[A block of data]

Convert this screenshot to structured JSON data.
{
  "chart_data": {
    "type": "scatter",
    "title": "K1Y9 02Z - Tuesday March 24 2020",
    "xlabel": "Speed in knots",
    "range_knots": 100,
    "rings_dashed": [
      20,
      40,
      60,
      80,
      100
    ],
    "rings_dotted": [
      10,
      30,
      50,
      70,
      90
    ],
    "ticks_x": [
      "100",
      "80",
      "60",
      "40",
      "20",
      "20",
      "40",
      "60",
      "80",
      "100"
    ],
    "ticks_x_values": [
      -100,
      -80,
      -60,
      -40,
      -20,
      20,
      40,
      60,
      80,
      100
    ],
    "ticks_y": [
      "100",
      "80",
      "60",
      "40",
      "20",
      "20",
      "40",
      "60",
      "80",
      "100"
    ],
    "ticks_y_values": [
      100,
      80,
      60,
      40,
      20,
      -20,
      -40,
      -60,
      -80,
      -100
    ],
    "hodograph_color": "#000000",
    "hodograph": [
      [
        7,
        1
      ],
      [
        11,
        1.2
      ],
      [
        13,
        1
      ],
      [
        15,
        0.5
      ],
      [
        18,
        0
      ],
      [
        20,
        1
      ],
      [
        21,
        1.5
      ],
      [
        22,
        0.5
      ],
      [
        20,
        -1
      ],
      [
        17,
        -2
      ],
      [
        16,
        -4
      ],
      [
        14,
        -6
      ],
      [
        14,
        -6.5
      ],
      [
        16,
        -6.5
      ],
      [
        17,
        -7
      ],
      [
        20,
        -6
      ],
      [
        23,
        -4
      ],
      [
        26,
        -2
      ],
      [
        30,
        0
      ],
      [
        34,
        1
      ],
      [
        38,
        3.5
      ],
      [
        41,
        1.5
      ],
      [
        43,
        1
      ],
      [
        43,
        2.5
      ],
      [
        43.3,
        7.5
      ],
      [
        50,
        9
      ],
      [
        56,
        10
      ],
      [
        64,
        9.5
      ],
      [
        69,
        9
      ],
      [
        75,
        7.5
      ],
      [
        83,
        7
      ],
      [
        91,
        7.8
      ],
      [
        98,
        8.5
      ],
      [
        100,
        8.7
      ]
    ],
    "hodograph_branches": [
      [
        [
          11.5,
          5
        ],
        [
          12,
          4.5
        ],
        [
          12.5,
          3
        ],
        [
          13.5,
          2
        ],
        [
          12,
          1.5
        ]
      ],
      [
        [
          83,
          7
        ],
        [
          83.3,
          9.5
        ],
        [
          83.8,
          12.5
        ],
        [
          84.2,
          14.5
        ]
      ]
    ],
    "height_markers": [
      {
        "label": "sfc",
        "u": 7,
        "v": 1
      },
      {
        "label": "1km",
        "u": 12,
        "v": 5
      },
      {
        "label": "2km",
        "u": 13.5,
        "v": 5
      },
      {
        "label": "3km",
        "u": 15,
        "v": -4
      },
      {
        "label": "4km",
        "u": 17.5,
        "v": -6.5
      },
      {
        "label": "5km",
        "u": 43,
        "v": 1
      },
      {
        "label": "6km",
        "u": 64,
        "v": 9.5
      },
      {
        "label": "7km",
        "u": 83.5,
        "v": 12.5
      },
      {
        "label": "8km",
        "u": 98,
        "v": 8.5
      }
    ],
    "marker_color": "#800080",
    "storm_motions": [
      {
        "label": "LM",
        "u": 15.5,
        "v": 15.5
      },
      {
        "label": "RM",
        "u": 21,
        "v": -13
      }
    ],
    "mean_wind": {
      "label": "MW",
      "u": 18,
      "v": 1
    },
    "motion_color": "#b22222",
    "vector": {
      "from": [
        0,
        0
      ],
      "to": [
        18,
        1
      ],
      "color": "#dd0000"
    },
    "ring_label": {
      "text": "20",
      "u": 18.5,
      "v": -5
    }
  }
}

◆ Prompt ◆
Repeat the data exactly. Leave nothing out.

◆ Completed task ◆
Convert this screenshot to structured JSON data.
{
  "chart_data": {
    "type": "scatter",
    "title": "K1Y9 02Z - Tuesday March 24 2020",
    "xlabel": "Speed in knots",
    "range_knots": 100,
    "rings_dashed": [
      20,
      40,
      60,
      80,
      100
    ],
    "rings_dotted": [
      10,
      30,
      50,
      70,
      90
    ],
    "ticks_x": [
      "100",
      "80",
      "60",
      "40",
      "20",
      "20",
      "40",
      "60",
      "80",
      "100"
    ],
    "ticks_x_values": [
      -100,
      -80,
      -60,
      -40,
      -20,
      20,
      40,
      60,
      80,
      100
    ],
    "ticks_y": [
      "100",
      "80",
      "60",
      "40",
      "20",
      "20",
      "40",
      "60",
      "80",
      "100"
    ],
    "ticks_y_values": [
      100,
      80,
      60,
      40,
      20,
      -20,
      -40,
      -60,
      -80,
      -100
    ],
    "hodograph_color": "#000000",
    "hodograph": [
      [
        7,
        1
      ],
      [
        11,
        1.2
      ],
      [
        13,
        1
      ],
      [
        15,
        0.5
      ],
      [
        18,
        0
      ],
      [
        20,
        1
      ],
      [
        21,
        1.5
      ],
      [
        22,
        0.5
      ],
      [
        20,
        -1
      ],
      [
        17,
        -2
      ],
      [
        16,
        -4
      ],
      [
        14,
        -6
      ],
      [
        14,
        -6.5
      ],
      [
        16,
        -6.5
      ],
      [
        17,
        -7
      ],
      [
        20,
        -6
      ],
      [
        23,
        -4
      ],
      [
        26,
        -2
      ],
      [
        30,
        0
      ],
      [
        34,
        1
      ],
      [
        38,
        3.5
      ],
      [
        41,
        1.5
      ],
      [
        43,
        1
      ],
      [
        43,
        2.5
      ],
      [
        43.3,
        7.5
      ],
      [
        50,
        9
      ],
      [
        56,
        10
      ],
      [
        64,
        9.5
      ],
      [
        69,
        9
      ],
      [
        75,
        7.5
      ],
      [
        83,
        7
      ],
      [
        91,
        7.8
      ],
      [
        98,
        8.5
      ],
      [
        100,
        8.7
      ]
    ],
    "hodograph_branches": [
      [
        [
          11.5,
          5
        ],
        [
          12,
          4.5
        ],
        [
          12.5,
          3
        ],
        [
          13.5,
          2
        ],
        [
          12,
          1.5
        ]
      ],
      [
        [
          83,
          7
        ],
        [
          83.3,
          9.5
        ],
        [
          83.8,
          12.5
        ],
        [
          84.2,
          14.5
        ]
      ]
    ],
    "height_markers": [
      {
        "label": "sfc",
        "u": 7,
        "v": 1
      },
      {
        "label": "1km",
        "u": 12,
        "v": 5
      },
      {
        "label": "2km",
        "u": 13.5,
        "v": 5
      },
      {
        "label": "3km",
        "u": 15,
        "v": -4
      },
      {
        "label": "4km",
        "u": 17.5,
        "v": -6.5
      },
      {
        "label": "5km",
        "u": 43,
        "v": 1
      },
      {
        "label": "6km",
        "u": 64,
        "v": 9.5
      },
      {
        "label": "7km",
        "u": 83.5,
        "v": 12.5
      },
      {
        "label": "8km",
        "u": 98,
        "v": 8.5
      }
    ],
    "marker_color": "#800080",
    "storm_motions": [
      {
        "label": "LM",
        "u": 15.5,
        "v": 15.5
      },
      {
        "label": "RM",
        "u": 21,
        "v": -13
      }
    ],
    "mean_wind": {
      "label": "MW",
      "u": 18,
      "v": 1
    },
    "motion_color": "#b22222",
    "vector": {
      "from": [
        0,
        0
      ],
      "to": [
        18,
        1
      ],
      "color": "#dd0000"
    },
    "ring_label": {
      "text": "20",
      "u": 18.5,
      "v": -5
    }
  }
}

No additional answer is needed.